* START Records *

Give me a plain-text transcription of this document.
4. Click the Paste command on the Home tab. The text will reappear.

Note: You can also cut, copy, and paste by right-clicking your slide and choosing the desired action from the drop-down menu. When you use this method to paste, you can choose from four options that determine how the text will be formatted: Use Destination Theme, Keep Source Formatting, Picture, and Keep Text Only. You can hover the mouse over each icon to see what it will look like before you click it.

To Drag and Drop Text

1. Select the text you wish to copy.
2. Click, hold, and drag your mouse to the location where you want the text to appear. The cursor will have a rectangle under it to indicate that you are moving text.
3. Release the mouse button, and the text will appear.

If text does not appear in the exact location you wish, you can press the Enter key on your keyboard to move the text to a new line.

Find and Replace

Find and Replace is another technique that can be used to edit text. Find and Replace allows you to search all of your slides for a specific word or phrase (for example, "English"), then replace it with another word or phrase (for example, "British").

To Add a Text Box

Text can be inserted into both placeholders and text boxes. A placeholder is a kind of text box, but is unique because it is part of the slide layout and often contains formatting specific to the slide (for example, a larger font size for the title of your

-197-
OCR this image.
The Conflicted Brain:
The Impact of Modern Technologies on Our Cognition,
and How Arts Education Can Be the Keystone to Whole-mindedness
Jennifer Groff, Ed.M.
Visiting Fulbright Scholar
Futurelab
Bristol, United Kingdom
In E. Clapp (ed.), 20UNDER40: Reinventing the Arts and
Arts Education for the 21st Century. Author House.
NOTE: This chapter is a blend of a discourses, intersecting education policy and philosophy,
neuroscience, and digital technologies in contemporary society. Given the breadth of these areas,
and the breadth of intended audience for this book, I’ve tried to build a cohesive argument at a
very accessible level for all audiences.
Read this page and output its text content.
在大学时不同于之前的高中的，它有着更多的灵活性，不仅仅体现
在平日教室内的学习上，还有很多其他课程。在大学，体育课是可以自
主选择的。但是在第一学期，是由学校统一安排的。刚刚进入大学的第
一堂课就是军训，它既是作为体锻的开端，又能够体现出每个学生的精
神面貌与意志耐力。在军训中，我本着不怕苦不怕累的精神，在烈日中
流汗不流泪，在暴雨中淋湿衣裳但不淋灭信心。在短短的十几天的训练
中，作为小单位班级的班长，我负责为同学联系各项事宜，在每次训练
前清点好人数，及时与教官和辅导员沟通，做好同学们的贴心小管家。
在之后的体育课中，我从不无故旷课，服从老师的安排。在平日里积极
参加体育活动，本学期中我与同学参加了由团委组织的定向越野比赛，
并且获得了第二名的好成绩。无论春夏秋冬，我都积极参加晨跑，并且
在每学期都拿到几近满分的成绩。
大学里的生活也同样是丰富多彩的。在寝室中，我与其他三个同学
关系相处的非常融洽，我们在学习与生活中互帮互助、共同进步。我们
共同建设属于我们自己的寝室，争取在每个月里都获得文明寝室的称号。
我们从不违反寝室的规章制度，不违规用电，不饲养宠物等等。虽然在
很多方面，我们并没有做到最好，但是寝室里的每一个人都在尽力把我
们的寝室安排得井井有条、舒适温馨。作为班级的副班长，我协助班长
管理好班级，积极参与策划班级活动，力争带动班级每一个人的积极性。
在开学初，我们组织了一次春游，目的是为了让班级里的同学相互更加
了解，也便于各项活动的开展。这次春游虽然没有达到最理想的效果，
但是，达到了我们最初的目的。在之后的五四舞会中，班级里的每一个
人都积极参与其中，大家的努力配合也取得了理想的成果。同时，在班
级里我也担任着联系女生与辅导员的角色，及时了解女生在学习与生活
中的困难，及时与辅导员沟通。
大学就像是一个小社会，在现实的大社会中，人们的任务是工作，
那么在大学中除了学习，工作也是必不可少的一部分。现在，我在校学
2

* END Records *

> Task objective:
Check each line of the records above for the string "location", and report every line that has it.

> Correct response:
2. Click, hold, and drag your mouse to the location where you want the text to appear. The cursor will have a rectangle under it to indicate that you are moving text.
If text does not appear in the exact location you wish, you can press the Enter key on your keyboard to move the text to a new line.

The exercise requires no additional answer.